**Given request:** Extract every line of the material that holds the string "زمانی".
● ● ● ●
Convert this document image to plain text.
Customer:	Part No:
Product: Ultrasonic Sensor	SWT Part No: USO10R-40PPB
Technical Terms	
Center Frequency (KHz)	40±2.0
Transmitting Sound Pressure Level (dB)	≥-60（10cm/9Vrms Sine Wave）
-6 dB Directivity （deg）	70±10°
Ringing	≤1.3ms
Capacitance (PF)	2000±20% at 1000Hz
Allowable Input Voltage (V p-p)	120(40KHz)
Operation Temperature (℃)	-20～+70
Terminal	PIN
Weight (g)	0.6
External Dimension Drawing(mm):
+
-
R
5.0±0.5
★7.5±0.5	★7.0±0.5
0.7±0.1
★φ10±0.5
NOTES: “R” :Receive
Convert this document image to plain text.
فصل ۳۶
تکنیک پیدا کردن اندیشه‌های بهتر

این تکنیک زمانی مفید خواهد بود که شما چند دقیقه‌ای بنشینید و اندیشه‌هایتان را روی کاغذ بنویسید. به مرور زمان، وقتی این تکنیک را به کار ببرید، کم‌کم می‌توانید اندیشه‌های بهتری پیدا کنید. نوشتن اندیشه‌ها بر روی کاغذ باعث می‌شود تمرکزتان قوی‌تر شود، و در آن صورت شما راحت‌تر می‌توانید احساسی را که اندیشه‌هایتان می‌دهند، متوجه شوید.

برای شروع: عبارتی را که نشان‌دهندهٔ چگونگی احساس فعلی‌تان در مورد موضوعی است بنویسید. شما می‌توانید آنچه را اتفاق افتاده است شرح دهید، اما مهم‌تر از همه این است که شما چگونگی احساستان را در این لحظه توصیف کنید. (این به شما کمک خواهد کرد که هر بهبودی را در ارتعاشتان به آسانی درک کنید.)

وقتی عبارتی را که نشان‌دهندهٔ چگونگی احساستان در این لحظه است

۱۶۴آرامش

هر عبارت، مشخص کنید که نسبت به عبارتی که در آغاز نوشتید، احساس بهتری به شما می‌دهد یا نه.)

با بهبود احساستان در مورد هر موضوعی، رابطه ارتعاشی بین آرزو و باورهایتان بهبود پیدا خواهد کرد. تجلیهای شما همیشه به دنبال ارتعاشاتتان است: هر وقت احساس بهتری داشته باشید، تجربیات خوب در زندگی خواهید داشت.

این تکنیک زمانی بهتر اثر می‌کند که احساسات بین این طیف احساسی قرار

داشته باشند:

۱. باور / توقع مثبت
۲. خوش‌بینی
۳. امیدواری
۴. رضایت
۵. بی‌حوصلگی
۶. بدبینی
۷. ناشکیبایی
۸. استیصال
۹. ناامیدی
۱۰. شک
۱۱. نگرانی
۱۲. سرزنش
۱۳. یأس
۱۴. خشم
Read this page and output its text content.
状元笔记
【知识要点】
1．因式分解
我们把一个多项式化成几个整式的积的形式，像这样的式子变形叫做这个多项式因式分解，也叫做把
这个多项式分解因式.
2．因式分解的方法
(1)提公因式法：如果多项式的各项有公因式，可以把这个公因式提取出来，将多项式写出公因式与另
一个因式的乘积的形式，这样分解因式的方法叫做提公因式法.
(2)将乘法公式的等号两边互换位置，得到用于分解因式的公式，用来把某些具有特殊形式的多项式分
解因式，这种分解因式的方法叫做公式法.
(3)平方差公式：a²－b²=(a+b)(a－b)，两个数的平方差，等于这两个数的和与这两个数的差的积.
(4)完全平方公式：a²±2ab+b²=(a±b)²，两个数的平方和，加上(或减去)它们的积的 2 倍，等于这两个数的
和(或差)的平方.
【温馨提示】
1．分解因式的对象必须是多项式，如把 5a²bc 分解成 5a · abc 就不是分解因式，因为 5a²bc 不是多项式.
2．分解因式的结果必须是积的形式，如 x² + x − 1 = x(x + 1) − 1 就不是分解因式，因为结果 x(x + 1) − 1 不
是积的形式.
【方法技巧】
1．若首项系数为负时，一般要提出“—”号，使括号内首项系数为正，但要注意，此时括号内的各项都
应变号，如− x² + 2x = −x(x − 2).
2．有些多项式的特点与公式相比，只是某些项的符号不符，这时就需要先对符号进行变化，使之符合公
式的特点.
● ● ● ●
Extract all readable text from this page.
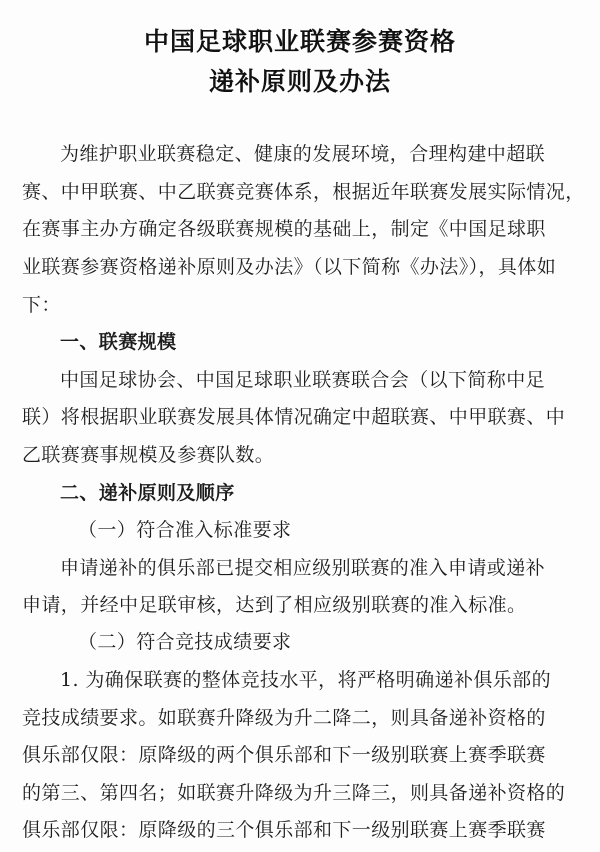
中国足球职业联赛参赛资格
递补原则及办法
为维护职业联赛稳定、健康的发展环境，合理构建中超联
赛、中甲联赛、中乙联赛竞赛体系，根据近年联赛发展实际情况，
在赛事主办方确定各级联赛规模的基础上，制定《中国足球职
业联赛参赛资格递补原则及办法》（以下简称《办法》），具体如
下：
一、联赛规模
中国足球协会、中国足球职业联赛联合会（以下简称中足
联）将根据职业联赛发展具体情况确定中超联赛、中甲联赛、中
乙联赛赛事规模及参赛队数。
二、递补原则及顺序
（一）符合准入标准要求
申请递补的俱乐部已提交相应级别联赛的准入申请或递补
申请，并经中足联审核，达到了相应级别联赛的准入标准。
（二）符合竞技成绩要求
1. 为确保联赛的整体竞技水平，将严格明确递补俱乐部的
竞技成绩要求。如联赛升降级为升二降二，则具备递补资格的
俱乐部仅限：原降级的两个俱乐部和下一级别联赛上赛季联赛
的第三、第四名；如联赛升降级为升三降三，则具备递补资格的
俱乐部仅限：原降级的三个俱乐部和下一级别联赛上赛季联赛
● ● ● ●
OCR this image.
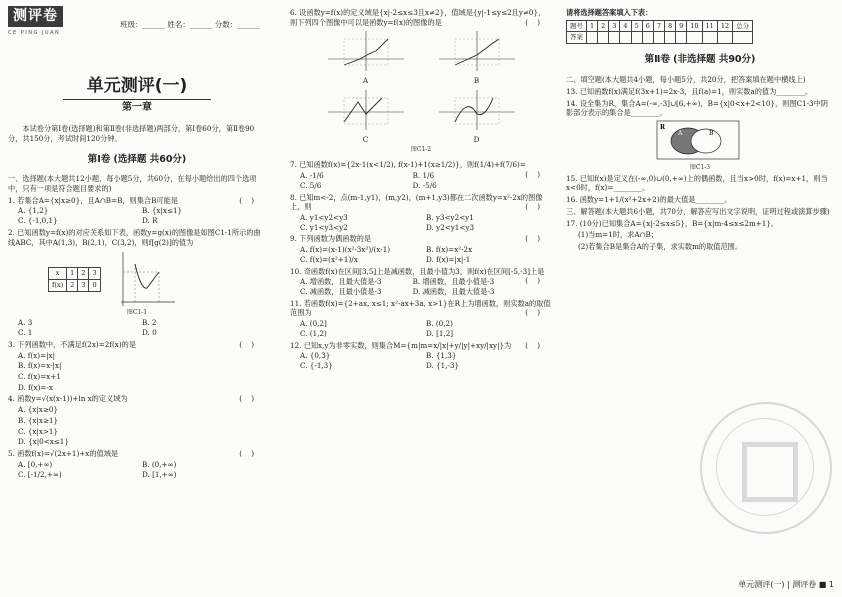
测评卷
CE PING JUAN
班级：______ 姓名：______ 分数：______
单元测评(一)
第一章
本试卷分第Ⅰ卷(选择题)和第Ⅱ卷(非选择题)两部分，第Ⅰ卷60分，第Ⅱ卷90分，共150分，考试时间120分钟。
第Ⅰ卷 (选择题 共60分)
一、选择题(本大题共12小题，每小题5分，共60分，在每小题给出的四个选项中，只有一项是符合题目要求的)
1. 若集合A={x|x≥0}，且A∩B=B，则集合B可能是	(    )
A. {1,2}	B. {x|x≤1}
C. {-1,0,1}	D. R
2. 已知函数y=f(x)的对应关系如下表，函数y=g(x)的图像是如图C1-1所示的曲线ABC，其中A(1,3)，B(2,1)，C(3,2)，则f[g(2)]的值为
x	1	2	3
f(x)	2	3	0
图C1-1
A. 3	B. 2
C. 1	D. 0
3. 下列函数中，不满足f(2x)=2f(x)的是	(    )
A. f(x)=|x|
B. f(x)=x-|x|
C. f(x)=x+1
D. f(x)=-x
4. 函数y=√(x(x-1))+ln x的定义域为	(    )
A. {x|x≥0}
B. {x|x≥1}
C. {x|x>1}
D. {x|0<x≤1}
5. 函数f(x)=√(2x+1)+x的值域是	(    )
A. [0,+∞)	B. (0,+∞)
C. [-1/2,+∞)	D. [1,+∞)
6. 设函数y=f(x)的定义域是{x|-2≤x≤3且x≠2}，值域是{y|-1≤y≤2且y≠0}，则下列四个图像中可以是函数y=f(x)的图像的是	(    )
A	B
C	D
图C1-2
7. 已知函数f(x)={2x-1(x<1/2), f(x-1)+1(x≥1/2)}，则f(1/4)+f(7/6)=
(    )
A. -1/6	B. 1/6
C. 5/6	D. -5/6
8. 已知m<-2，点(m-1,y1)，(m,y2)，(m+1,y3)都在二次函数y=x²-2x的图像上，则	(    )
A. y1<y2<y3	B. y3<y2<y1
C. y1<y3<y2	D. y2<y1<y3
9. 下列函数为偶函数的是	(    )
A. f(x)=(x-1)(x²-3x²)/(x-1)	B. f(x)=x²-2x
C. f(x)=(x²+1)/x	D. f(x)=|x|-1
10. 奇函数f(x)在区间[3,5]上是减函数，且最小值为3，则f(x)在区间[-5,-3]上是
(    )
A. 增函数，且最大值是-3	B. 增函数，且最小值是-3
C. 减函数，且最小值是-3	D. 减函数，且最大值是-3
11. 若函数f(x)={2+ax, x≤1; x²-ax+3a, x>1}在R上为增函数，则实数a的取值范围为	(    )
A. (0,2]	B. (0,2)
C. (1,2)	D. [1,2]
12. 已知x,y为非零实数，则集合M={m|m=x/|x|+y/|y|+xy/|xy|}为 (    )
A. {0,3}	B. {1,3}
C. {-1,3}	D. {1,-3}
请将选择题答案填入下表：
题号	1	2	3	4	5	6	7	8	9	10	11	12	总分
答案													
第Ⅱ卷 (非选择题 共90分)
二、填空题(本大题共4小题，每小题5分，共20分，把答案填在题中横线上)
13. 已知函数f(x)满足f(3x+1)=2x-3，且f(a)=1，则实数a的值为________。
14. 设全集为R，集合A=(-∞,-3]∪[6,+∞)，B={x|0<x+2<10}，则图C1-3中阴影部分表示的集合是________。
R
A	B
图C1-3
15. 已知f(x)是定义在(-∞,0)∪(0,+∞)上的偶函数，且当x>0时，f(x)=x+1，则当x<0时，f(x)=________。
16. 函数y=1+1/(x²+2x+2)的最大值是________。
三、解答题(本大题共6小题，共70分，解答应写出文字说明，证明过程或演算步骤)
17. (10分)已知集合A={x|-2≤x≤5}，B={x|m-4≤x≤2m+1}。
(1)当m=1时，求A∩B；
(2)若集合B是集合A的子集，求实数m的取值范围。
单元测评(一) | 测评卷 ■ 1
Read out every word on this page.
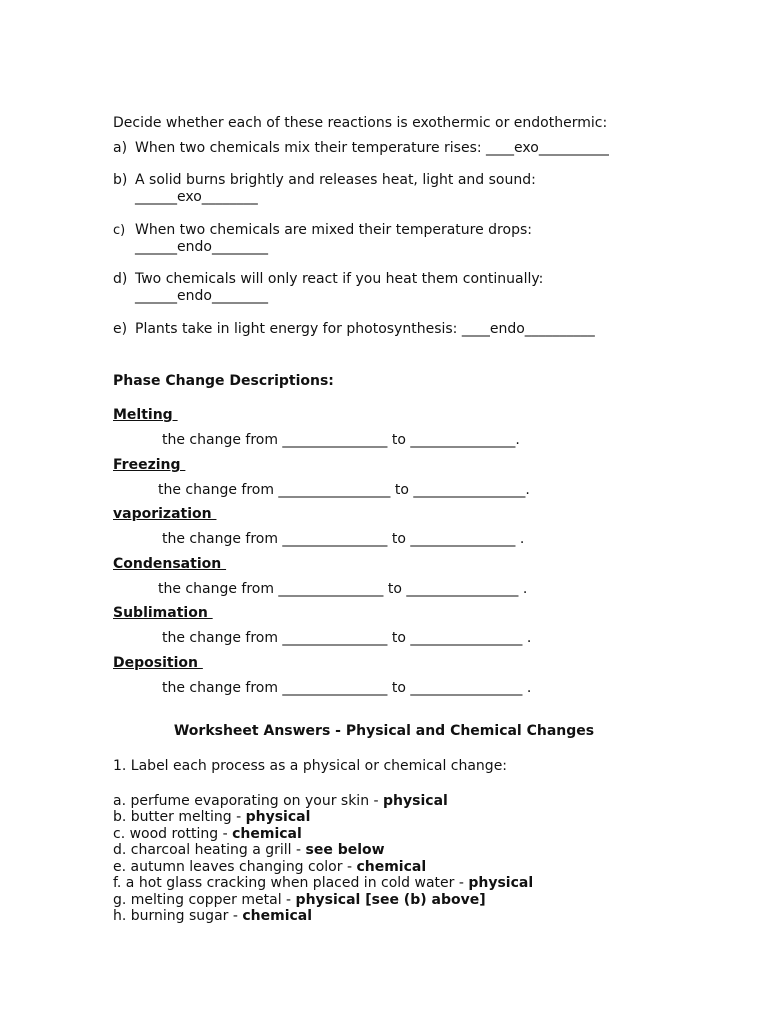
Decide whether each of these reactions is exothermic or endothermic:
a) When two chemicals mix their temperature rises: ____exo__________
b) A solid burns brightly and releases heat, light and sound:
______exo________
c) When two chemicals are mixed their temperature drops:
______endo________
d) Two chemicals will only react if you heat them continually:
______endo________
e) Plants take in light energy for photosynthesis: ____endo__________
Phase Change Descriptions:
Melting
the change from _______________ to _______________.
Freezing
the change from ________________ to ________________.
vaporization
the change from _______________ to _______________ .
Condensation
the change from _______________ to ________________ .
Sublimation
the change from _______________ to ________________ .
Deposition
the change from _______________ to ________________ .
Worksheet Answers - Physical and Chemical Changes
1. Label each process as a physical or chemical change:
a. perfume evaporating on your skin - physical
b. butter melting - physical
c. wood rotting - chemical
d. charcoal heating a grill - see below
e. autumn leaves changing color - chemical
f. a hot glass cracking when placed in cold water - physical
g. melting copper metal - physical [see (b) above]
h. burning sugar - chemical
● ● ● ●
**Answer to this task:**
این تکنیک زمانی مفید خواهد بود که شما چند دقیقه‌ای بنشینید و اندیشه‌هایتان را روی کاغذ بنویسید. به مرور زمان، وقتی این تکنیک را به کار ببرید، کم‌کم می‌توانید اندیشه‌های بهتری پیدا کنید. نوشتن اندیشه‌ها بر روی کاغذ باعث می‌شود تمرکزتان قوی‌تر شود، و در آن صورت شما راحت‌تر می‌توانید احساسی را که اندیشه‌هایتان می‌دهند، متوجه شوید.
این تکنیک زمانی بهتر اثر می‌کند که احساسات بین این طیف احساسی قرار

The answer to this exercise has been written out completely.